• Written request:
Copy every line of the material below word for word.

(Data entries for graphics)
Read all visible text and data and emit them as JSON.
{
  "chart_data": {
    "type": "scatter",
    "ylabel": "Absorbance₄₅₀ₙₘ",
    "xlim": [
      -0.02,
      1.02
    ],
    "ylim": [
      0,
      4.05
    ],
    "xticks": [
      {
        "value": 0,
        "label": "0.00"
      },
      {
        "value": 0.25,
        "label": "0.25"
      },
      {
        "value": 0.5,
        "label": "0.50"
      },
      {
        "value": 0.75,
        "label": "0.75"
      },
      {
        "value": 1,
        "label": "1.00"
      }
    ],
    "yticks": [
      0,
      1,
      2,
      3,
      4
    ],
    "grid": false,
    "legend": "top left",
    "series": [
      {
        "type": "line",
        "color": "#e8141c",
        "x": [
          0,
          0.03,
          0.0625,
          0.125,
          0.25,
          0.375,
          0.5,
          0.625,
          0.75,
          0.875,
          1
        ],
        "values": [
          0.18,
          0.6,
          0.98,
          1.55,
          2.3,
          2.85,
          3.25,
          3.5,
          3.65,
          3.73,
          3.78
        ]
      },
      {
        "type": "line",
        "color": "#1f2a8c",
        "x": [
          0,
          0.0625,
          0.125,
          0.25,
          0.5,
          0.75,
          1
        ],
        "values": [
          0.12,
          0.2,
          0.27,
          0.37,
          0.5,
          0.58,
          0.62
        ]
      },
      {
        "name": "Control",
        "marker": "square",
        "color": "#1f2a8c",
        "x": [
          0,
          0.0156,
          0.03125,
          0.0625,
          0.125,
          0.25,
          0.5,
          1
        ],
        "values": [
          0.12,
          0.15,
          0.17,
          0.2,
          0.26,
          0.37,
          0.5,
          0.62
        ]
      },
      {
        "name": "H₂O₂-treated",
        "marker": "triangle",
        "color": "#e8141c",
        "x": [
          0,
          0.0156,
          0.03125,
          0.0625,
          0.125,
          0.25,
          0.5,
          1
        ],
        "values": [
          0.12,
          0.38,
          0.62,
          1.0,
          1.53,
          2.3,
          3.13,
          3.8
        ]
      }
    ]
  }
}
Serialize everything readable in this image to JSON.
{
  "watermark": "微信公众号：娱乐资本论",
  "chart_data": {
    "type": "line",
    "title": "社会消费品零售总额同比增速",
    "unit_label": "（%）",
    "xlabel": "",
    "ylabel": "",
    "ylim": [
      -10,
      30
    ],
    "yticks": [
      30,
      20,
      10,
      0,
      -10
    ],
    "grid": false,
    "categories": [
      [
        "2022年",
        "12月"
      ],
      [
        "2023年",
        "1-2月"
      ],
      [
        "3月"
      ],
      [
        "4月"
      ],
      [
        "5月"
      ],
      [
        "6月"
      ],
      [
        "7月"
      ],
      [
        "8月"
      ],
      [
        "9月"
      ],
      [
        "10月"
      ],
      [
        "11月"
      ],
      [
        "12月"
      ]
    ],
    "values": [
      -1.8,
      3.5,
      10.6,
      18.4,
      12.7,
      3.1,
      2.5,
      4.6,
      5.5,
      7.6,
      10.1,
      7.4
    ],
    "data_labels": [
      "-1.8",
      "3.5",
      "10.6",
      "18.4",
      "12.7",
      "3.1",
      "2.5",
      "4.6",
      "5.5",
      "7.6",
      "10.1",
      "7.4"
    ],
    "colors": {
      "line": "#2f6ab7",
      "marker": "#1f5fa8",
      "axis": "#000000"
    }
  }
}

• Full answer:
Read all visible text and data and emit them as JSON.
{
  "chart_data": {
    "type": "scatter",
    "ylabel": "Absorbance₄₅₀ₙₘ",
    "xlim": [
      -0.02,
      1.02
    ],
    "ylim": [
      0,
      4.05
    ],
    "xticks": [
      {
        "value": 0,
        "label": "0.00"
      },
      {
        "value": 0.25,
        "label": "0.25"
      },
      {
        "value": 0.5,
        "label": "0.50"
      },
      {
        "value": 0.75,
        "label": "0.75"
      },
      {
        "value": 1,
        "label": "1.00"
      }
    ],
    "yticks": [
      0,
      1,
      2,
      3,
      4
    ],
    "grid": false,
    "legend": "top left",
    "series": [
      {
        "type": "line",
        "color": "#e8141c",
        "x": [
          0,
          0.03,
          0.0625,
          0.125,
          0.25,
          0.375,
          0.5,
          0.625,
          0.75,
          0.875,
          1
        ],
        "values": [
          0.18,
          0.6,
          0.98,
          1.55,
          2.3,
          2.85,
          3.25,
          3.5,
          3.65,
          3.73,
          3.78
        ]
      },
      {
        "type": "line",
        "color": "#1f2a8c",
        "x": [
          0,
          0.0625,
          0.125,
          0.25,
          0.5,
          0.75,
          1
        ],
        "values": [
          0.12,
          0.2,
          0.27,
          0.37,
          0.5,
          0.58,
          0.62
        ]
      },
      {
        "name": "Control",
        "marker": "square",
        "color": "#1f2a8c",
        "x": [
          0,
          0.0156,
          0.03125,
          0.0625,
          0.125,
          0.25,
          0.5,
          1
        ],
        "values": [
          0.12,
          0.15,
          0.17,
          0.2,
          0.26,
          0.37,
          0.5,
          0.62
        ]
      },
      {
        "name": "H₂O₂-treated",
        "marker": "triangle",
        "color": "#e8141c",
        "x": [
          0,
          0.0156,
          0.03125,
          0.0625,
          0.125,
          0.25,
          0.5,
          1
        ],
        "values": [
          0.12,
          0.38,
          0.62,
          1.0,
          1.53,
          2.3,
          3.13,
          3.8
        ]
      }
    ]
  }
}
Serialize everything readable in this image to JSON.
{
  "watermark": "微信公众号：娱乐资本论",
  "chart_data": {
    "type": "line",
    "title": "社会消费品零售总额同比增速",
    "unit_label": "（%）",
    "xlabel": "",
    "ylabel": "",
    "ylim": [
      -10,
      30
    ],
    "yticks": [
      30,
      20,
      10,
      0,
      -10
    ],
    "grid": false,
    "categories": [
      [
        "2022年",
        "12月"
      ],
      [
        "2023年",
        "1-2月"
      ],
      [
        "3月"
      ],
      [
        "4月"
      ],
      [
        "5月"
      ],
      [
        "6月"
      ],
      [
        "7月"
      ],
      [
        "8月"
      ],
      [
        "9月"
      ],
      [
        "10月"
      ],
      [
        "11月"
      ],
      [
        "12月"
      ]
    ],
    "values": [
      -1.8,
      3.5,
      10.6,
      18.4,
      12.7,
      3.1,
      2.5,
      4.6,
      5.5,
      7.6,
      10.1,
      7.4
    ],
    "data_labels": [
      "-1.8",
      "3.5",
      "10.6",
      "18.4",
      "12.7",
      "3.1",
      "2.5",
      "4.6",
      "5.5",
      "7.6",
      "10.1",
      "7.4"
    ],
    "colors": {
      "line": "#2f6ab7",
      "marker": "#1f5fa8",
      "axis": "#000000"
    }
  }
}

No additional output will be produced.